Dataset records
%%

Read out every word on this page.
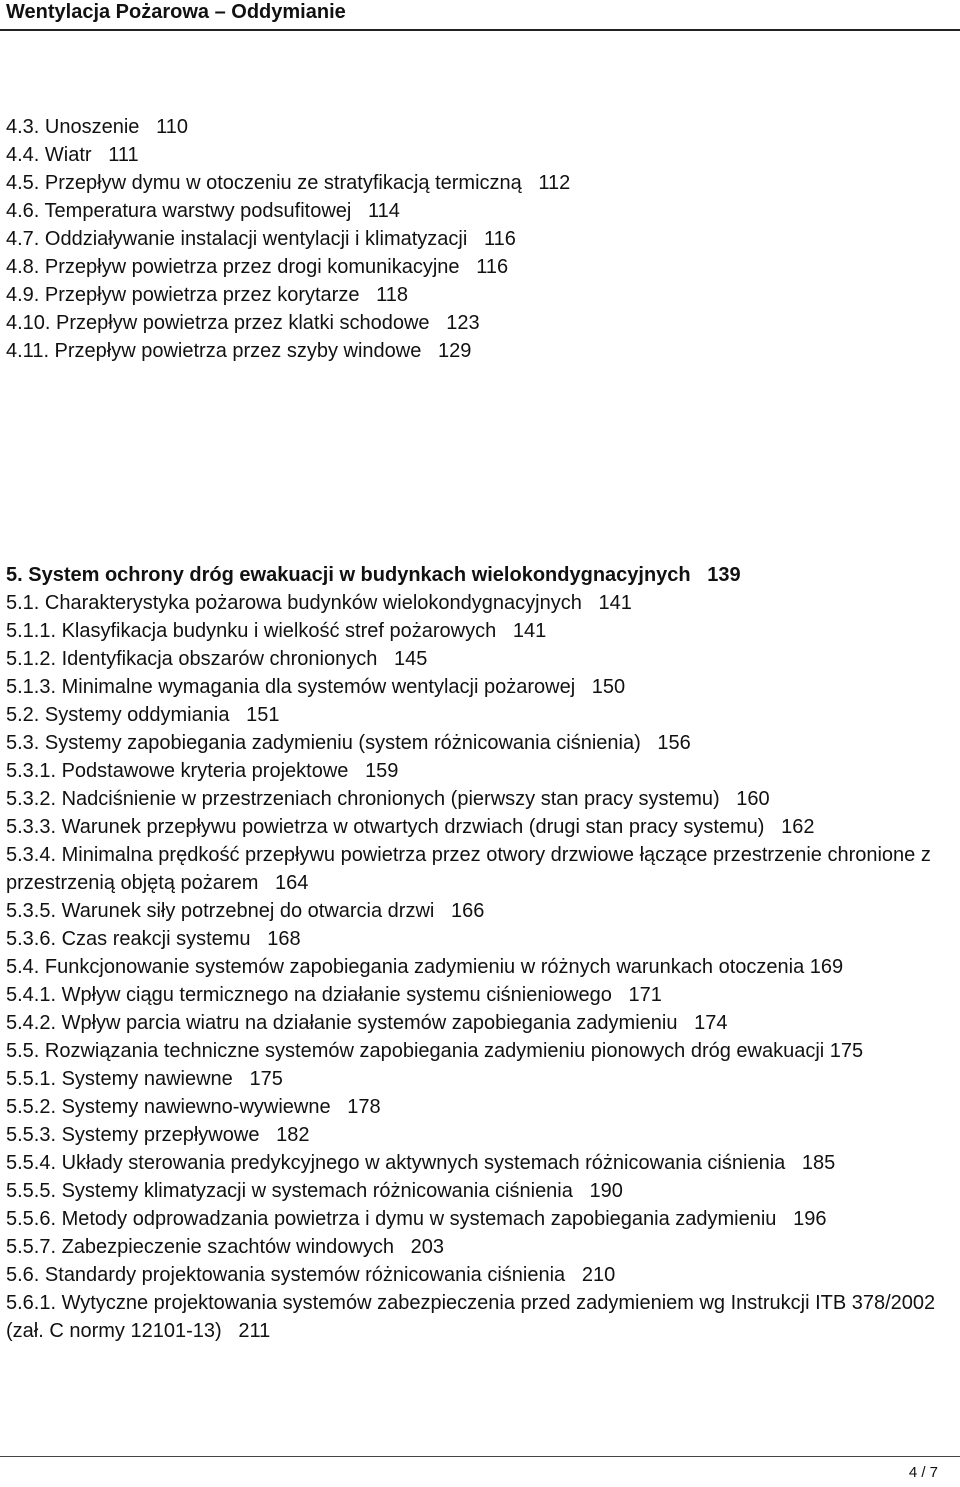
Wentylacja Pożarowa – Oddymianie

4.3. Unoszenie   110

4.4. Wiatr   111

4.5. Przepływ dymu w otoczeniu ze stratyfikacją termiczną   112

4.6. Temperatura warstwy podsufitowej   114

4.7. Oddziaływanie instalacji wentylacji i klimatyzacji   116

4.8. Przepływ powietrza przez drogi komunikacyjne   116

4.9. Przepływ powietrza przez korytarze   118

4.10. Przepływ powietrza przez klatki schodowe   123

4.11. Przepływ powietrza przez szyby windowe   129

5. System ochrony dróg ewakuacji w budynkach wielokondygnacyjnych   139

5.1. Charakterystyka pożarowa budynków wielokondygnacyjnych   141

5.1.1. Klasyfikacja budynku i wielkość stref pożarowych   141

5.1.2. Identyfikacja obszarów chronionych   145

5.1.3. Minimalne wymagania dla systemów wentylacji pożarowej   150

5.2. Systemy oddymiania   151

5.3. Systemy zapobiegania zadymieniu (system różnicowania ciśnienia)   156

5.3.1. Podstawowe kryteria projektowe   159

5.3.2. Nadciśnienie w przestrzeniach chronionych (pierwszy stan pracy systemu)   160

5.3.3. Warunek przepływu powietrza w otwartych drzwiach (drugi stan pracy systemu)   162

5.3.4. Minimalna prędkość przepływu powietrza przez otwory drzwiowe łączące przestrzenie chronione z przestrzenią objętą pożarem   164

5.3.5. Warunek siły potrzebnej do otwarcia drzwi   166

5.3.6. Czas reakcji systemu   168

5.4. Funkcjonowanie systemów zapobiegania zadymieniu w różnych warunkach otoczenia 169

5.4.1. Wpływ ciągu termicznego na działanie systemu ciśnieniowego   171

5.4.2. Wpływ parcia wiatru na działanie systemów zapobiegania zadymieniu   174

5.5. Rozwiązania techniczne systemów zapobiegania zadymieniu pionowych dróg ewakuacji 175

5.5.1. Systemy nawiewne   175

5.5.2. Systemy nawiewno-wywiewne   178

5.5.3. Systemy przepływowe   182

5.5.4. Układy sterowania predykcyjnego w aktywnych systemach różnicowania ciśnienia   185

5.5.5. Systemy klimatyzacji w systemach różnicowania ciśnienia   190

5.5.6. Metody odprowadzania powietrza i dymu w systemach zapobiegania zadymieniu   196

5.5.7. Zabezpieczenie szachtów windowych   203

5.6. Standardy projektowania systemów różnicowania ciśnienia   210

5.6.1. Wytyczne projektowania systemów zabezpieczenia przed zadymieniem wg Instrukcji ITB 378/2002 (zał. C normy 12101-13)   211

4 / 7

%%

Where a line of the material above holds the string "chronionych", copy that line.

§ Result:
5.1.2. Identyfikacja obszarów chronionych   145
5.3.2. Nadciśnienie w przestrzeniach chronionych (pierwszy stan pracy systemu)   160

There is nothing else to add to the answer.